• [EXERCISE BRIEF]: Return each line below holding the string "glucose".
____
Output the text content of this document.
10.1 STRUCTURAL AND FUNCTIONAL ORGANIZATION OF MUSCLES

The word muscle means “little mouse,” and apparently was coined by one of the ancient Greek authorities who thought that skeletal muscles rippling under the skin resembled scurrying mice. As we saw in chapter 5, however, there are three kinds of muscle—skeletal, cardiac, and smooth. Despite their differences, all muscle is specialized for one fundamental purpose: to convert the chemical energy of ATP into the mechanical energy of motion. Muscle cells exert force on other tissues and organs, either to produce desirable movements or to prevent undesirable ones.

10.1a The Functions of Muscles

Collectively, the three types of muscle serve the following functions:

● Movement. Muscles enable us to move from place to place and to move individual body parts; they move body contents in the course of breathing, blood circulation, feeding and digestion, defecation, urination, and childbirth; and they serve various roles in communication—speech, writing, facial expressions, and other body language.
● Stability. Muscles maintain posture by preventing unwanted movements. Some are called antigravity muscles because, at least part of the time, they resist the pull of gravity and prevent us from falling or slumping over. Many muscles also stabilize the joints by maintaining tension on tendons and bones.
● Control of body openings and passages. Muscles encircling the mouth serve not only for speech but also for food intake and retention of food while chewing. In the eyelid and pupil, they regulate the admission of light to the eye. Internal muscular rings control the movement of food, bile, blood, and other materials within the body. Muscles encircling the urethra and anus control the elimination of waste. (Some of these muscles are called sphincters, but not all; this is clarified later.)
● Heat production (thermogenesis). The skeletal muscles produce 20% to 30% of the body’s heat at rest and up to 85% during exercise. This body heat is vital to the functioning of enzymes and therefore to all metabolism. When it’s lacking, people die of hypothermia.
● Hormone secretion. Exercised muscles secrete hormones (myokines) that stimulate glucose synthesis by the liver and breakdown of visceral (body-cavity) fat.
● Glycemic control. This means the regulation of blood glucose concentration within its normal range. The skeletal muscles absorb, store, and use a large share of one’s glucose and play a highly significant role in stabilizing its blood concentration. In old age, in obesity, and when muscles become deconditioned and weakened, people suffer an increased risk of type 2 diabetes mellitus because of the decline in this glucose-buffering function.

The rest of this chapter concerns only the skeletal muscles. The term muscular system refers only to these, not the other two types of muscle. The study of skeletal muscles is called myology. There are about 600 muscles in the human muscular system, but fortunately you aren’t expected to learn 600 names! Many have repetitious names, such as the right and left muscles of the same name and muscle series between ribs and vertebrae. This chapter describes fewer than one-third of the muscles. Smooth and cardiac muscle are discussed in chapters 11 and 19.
____
• [RESULT OF THE EXERCISE]:
● Hormone secretion. Exercised muscles secrete hormones (myokines) that stimulate glucose synthesis by the liver and breakdown of visceral (body-cavity) fat.
● Glycemic control. This means the regulation of blood glucose concentration within its normal range. The skeletal muscles absorb, store, and use a large share of one’s glucose and play a highly significant role in stabilizing its blood concentration. In old age, in obesity, and when muscles become deconditioned and weakened, people suffer an increased risk of type 2 diabetes mellitus because of the decline in this glucose-buffering function.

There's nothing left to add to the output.